List of tasks:
1 – List every section heading in the note on the Delhi High Court rape verdict below.
2 – From the note on the Delhi High Court rape verdict below, extract the passage word for word, starting with "What is the case?" and going on through "benefit of doubt.".

Supplied text:
What is the issue?
- Recently, the Delhi High Court acquitted a person accused of rape charges.
- There are divergent views in this regard, between sexual consent of a woman and rape.
What is the case?
- Mahmood Farooqui was convicted of rape charges by a trial court.
- The case involves a 35-year-old foreign woman researcher in India.
- The Delhi High Court acquitted the accused giving him the benefit of doubt.
- The two grounds are i) he had no intention to rape her ii) it was unclear that she had refused consent.
- The court has held that the women's stance on consent should not be mere hesitation or reluctance, but a clear and unambiguous “no”.
What is the 2013 amendment?
- After the Nirbhaya rape case, in 2013, significant amendments were made to the rape law provisions in the Indian Penal Code.
- Among many, it included the definition of consent in rape cases and established an “affirmative model” of consent.
- Accordingly, consent is defined as an indisputable voluntary agreement by words, gestures or any form of verbal or non-verbal communication by a woman.
- It clearly specifies that absence of physical resistance would not by itself amount to consent.
- Clearly, the objective behind the incorporation of this definition is to make woman the subject of law.
- The amendments also introduced a clause which says that if the woman “is unable to communicate consent", the man would be said to have committed rape.
- It could be due to physical or mental infirmity, or not being given the space to communicate and be heard.
Why is the recent judgement flawed?
- The verdict seems to have completely negated the objective and intent of the definition of sexual consent in the 2013 amendment.
- The judgement has derived validity primarily from two presumptions -
- absence of intention to rape (by the accused).
- non-communication by the woman despite a clear 'no' from her.
- Clearly, as a disregard for the amendments, the verdict displaces the woman and reinstitutes the man as the subject of law.
- The court’s reasoning was not what the woman said, but what the man understood as her consent.
- The ground of "assumed consent" in the verdict seems to ignore woman’s voice or freedom in matters concerning her sexuality.
What is the larger implication?
- The Delhi High Court's verdict comes as a jolt to the evolving rape law jurisprudence in the country.
- The still prevalent socio-cultural stereotypes have defied the women sensitive logic and objective of earlier legal reforms.
- The country and the judiciary should wake up to women's concerns and rights, to establish gender equality in all spheres of freedom and justice.

(Document layout analysis data)
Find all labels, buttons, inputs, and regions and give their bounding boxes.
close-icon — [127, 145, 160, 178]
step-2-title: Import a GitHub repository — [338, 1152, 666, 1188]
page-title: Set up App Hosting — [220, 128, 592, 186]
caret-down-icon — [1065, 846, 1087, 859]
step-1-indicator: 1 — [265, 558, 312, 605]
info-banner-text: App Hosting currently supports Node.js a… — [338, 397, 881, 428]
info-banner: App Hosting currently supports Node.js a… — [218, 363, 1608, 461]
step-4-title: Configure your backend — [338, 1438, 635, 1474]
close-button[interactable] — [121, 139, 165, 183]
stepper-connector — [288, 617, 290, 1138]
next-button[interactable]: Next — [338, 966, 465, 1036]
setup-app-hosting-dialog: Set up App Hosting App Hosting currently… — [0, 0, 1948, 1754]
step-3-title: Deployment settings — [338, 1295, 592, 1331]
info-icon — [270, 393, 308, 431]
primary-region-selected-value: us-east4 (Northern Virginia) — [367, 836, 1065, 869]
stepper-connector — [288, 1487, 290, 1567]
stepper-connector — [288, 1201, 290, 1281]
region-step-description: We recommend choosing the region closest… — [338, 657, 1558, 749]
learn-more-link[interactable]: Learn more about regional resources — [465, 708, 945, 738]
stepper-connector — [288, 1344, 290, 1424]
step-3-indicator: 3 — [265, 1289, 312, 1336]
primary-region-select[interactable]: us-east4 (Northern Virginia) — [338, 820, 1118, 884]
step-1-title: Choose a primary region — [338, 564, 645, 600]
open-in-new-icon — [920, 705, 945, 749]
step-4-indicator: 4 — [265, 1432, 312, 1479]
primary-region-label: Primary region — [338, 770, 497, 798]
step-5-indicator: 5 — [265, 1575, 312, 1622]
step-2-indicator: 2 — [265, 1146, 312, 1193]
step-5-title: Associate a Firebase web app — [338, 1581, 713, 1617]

Your written answers:
1 –
What is the issue?
What is the case?
What is the 2013 amendment?
Why is the recent judgement flawed?
What is the larger implication?

2 –
What is the case?
- Mahmood Farooqui was convicted of rape charges by a trial court.
- The case involves a 35-year-old foreign woman researcher in India.
- The Delhi High Court acquitted the accused giving him the benefit of doubt.